Directive → Repeat each line exactly as it is written.

Stored rows →
%%
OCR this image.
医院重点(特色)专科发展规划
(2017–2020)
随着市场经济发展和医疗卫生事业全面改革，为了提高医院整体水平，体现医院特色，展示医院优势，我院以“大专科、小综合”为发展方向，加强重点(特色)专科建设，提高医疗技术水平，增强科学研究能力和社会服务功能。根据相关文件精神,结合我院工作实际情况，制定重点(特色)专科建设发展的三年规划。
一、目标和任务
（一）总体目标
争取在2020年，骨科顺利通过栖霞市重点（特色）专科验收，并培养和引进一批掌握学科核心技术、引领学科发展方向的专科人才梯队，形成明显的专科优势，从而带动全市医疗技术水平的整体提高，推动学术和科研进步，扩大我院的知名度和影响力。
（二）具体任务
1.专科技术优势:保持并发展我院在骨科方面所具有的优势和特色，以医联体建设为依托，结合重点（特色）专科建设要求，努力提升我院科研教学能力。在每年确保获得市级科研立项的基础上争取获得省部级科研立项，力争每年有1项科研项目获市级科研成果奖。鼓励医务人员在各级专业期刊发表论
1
%%
Reply to the task →
OCR this image.
医院重点(特色)专科发展规划
(2017–2020)
随着市场经济发展和医疗卫生事业全面改革，为了提高医院整体水平，体现医院特色，展示医院优势，我院以“大专科、小综合”为发展方向，加强重点(特色)专科建设，提高医疗技术水平，增强科学研究能力和社会服务功能。根据相关文件精神,结合我院工作实际情况，制定重点(特色)专科建设发展的三年规划。
一、目标和任务
（一）总体目标
争取在2020年，骨科顺利通过栖霞市重点（特色）专科验收，并培养和引进一批掌握学科核心技术、引领学科发展方向的专科人才梯队，形成明显的专科优势，从而带动全市医疗技术水平的整体提高，推动学术和科研进步，扩大我院的知名度和影响力。
（二）具体任务
1.专科技术优势:保持并发展我院在骨科方面所具有的优势和特色，以医联体建设为依托，结合重点（特色）专科建设要求，努力提升我院科研教学能力。在每年确保获得市级科研立项的基础上争取获得省部级科研立项，力争每年有1项科研项目获市级科研成果奖。鼓励医务人员在各级专业期刊发表论
1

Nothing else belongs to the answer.